Source material:
## Start

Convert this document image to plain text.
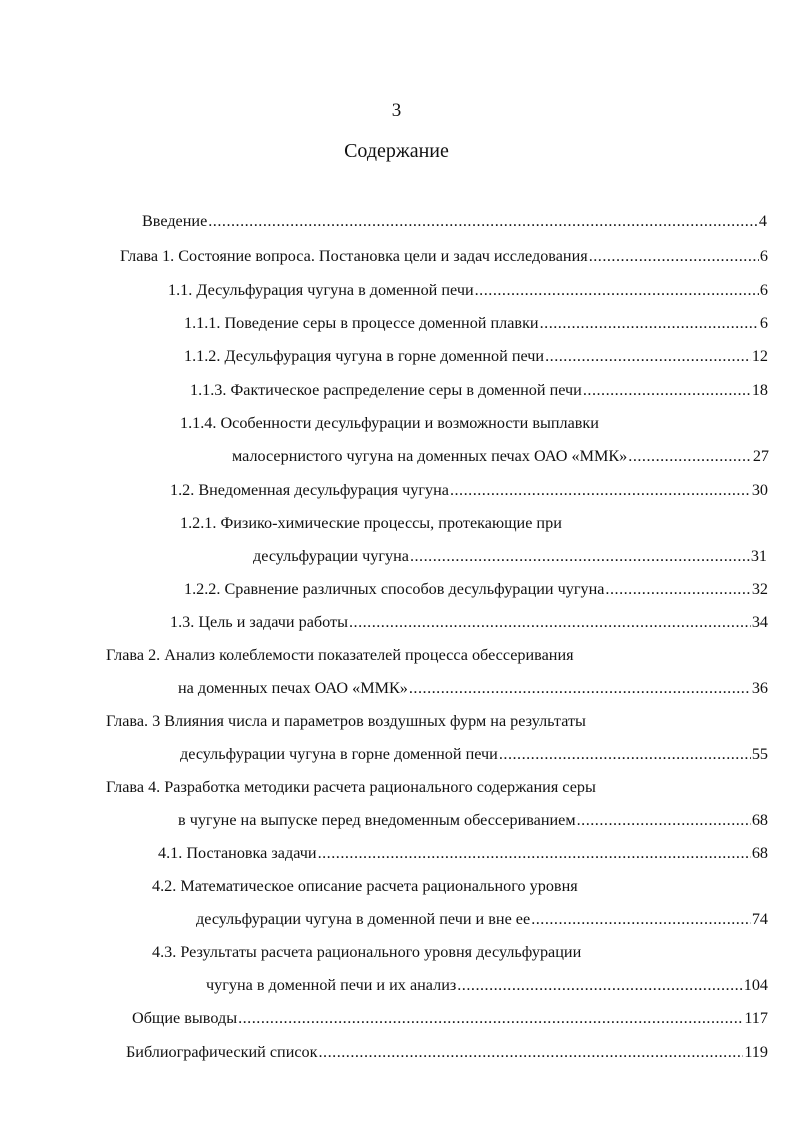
3
Содержание
Введение .....	4
Глава 1. Состояние вопроса. Постановка цели и задач исследования .....	6
1.1. Десульфурация чугуна в доменной печи .....	6
1.1.1. Поведение серы в процессе доменной плавки .....	6
1.1.2. Десульфурация чугуна в горне доменной печи .....	12
1.1.3. Фактическое распределение серы в доменной печи .....	18
1.1.4. Особенности десульфурации и возможности выплавки
малосернистого чугуна на доменных печах ОАО «ММК» .....	27
1.2. Внедоменная десульфурация чугуна .....	30
1.2.1. Физико-химические процессы, протекающие при
десульфурации чугуна .....	31
1.2.2. Сравнение различных способов десульфурации чугуна .....	32
1.3. Цель и задачи работы .....	34
Глава 2. Анализ колеблемости показателей процесса обессеривания
на доменных печах ОАО «ММК» .....	36
Глава. 3 Влияния числа и параметров воздушных фурм на результаты
десульфурации чугуна в горне доменной печи .....	55
Глава 4. Разработка методики расчета рационального содержания серы
в чугуне на выпуске перед внедоменным обессериванием .....	68
4.1. Постановка задачи .....	68
4.2. Математическое описание расчета рационального уровня
десульфурации чугуна в доменной печи и вне ее .....	74
4.3. Результаты расчета рационального уровня десульфурации
чугуна в доменной печи и их анализ .....	104
Общие выводы .....	117
Библиографический список .....	119
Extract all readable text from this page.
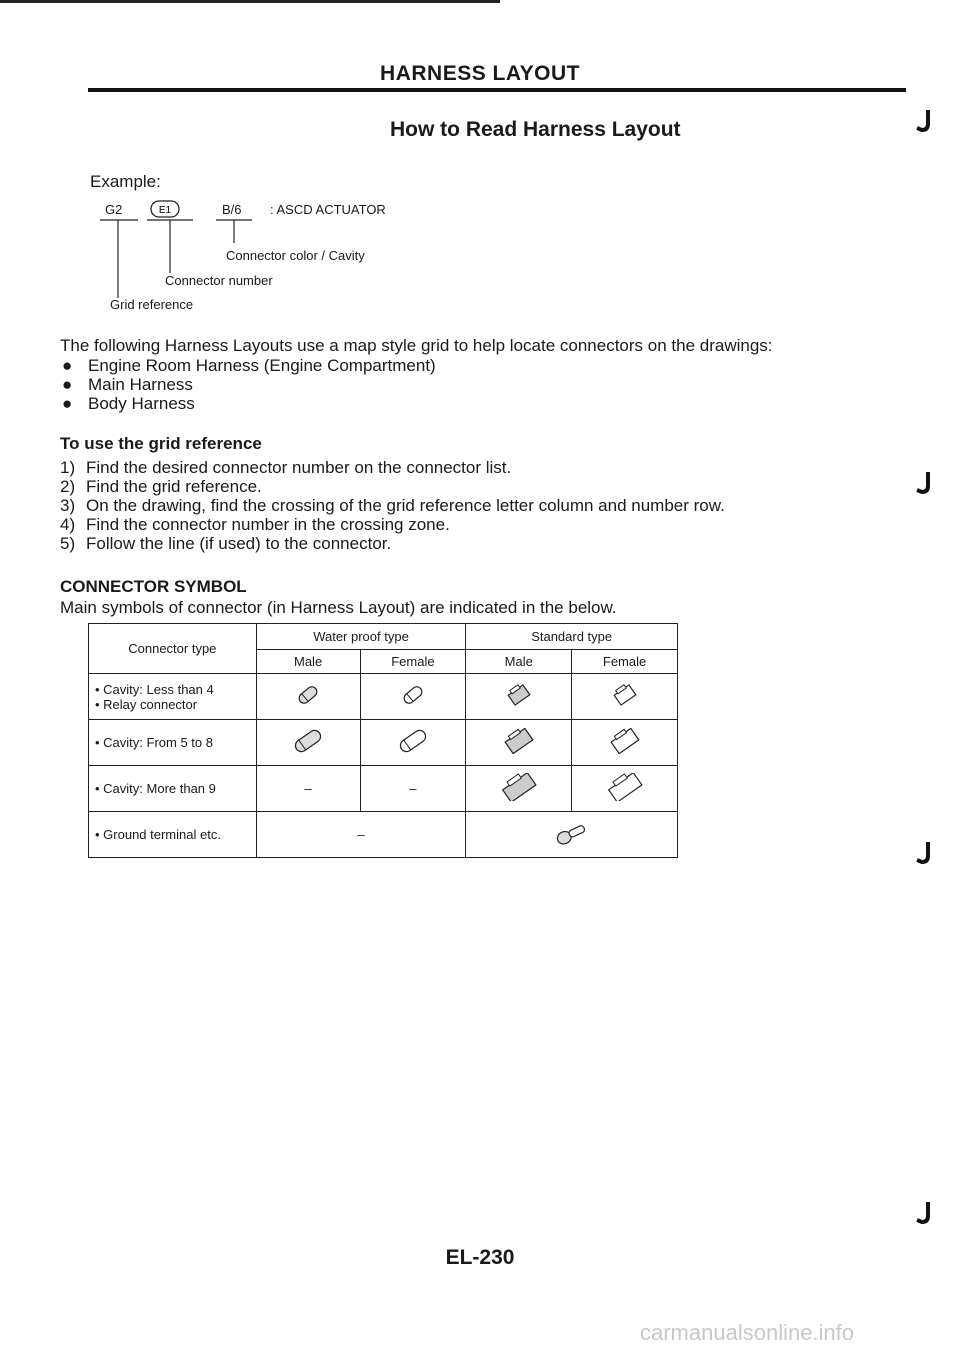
HARNESS LAYOUT
How to Read Harness Layout
Example:
G2	E1	B/6 : ASCD ACTUATOR
Connector color / Cavity
Connector number
Grid reference
The following Harness Layouts use a map style grid to help locate connectors on the drawings:
● Engine Room Harness (Engine Compartment)
● Main Harness
● Body Harness
To use the grid reference
1) Find the desired connector number on the connector list.
2) Find the grid reference.
3) On the drawing, find the crossing of the grid reference letter column and number row.
4) Find the connector number in the crossing zone.
5) Follow the line (if used) to the connector.
CONNECTOR SYMBOL
Main symbols of connector (in Harness Layout) are indicated in the below.
Connector type	Water proof type		Standard type	
	Male	Female	Male	Female

• Cavity: Less than 4
• Relay connector

• Cavity: From 5 to 8				
• Cavity: More than 9	–	–		
• Ground terminal etc.	–	
EL-230
carmanualsonline.info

## End

Request: Scan the lines above for "рационального", then copy every one that has it.

Final result:
Глава 4. Разработка методики расчета рационального содержания серы
4.2. Математическое описание расчета рационального уровня
4.3. Результаты расчета рационального уровня десульфурации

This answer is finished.